- What to produce:
Return, copied in full, each line from the items below that contains the string "canvas".

- Stored data:
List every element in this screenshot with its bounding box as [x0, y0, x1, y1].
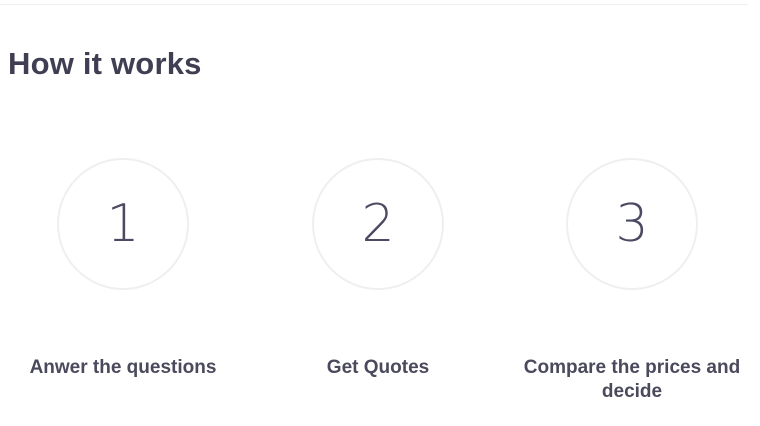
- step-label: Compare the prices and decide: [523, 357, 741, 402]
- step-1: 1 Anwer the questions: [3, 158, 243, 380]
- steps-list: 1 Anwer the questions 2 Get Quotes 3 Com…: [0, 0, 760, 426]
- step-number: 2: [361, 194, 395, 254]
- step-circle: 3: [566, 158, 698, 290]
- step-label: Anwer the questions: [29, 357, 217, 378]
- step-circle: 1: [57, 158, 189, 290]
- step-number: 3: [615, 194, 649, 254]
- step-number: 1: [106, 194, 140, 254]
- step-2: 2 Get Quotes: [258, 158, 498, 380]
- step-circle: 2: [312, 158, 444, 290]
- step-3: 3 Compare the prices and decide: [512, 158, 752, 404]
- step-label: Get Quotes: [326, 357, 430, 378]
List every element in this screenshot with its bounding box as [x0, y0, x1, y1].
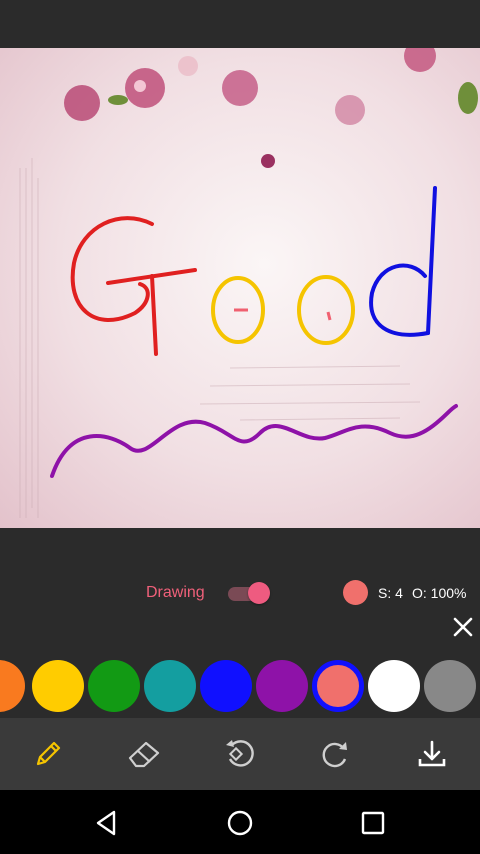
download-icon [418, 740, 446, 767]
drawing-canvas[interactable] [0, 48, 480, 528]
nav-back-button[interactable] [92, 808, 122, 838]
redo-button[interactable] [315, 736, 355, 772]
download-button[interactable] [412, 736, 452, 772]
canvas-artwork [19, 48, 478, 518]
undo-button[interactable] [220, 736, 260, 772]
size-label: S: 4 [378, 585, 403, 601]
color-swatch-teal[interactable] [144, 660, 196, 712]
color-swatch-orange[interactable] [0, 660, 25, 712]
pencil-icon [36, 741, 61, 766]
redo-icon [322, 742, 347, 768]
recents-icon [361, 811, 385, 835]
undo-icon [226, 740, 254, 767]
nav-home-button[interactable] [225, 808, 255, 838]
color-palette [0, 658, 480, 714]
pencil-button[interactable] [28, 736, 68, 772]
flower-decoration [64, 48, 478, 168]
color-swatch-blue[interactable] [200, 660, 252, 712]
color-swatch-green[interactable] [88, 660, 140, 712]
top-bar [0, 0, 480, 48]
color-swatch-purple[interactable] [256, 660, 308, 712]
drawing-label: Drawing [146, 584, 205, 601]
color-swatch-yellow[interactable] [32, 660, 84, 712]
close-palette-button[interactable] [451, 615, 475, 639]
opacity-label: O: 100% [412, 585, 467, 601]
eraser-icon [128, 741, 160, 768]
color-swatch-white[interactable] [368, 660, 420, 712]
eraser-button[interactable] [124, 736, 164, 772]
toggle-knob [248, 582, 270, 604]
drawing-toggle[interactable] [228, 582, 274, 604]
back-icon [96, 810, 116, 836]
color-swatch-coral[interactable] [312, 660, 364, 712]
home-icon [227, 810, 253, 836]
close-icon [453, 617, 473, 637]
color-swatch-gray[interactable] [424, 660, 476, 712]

- The answer:
drawing-canvas[interactable] [0, 48, 480, 528]
canvas-artwork [19, 48, 478, 518]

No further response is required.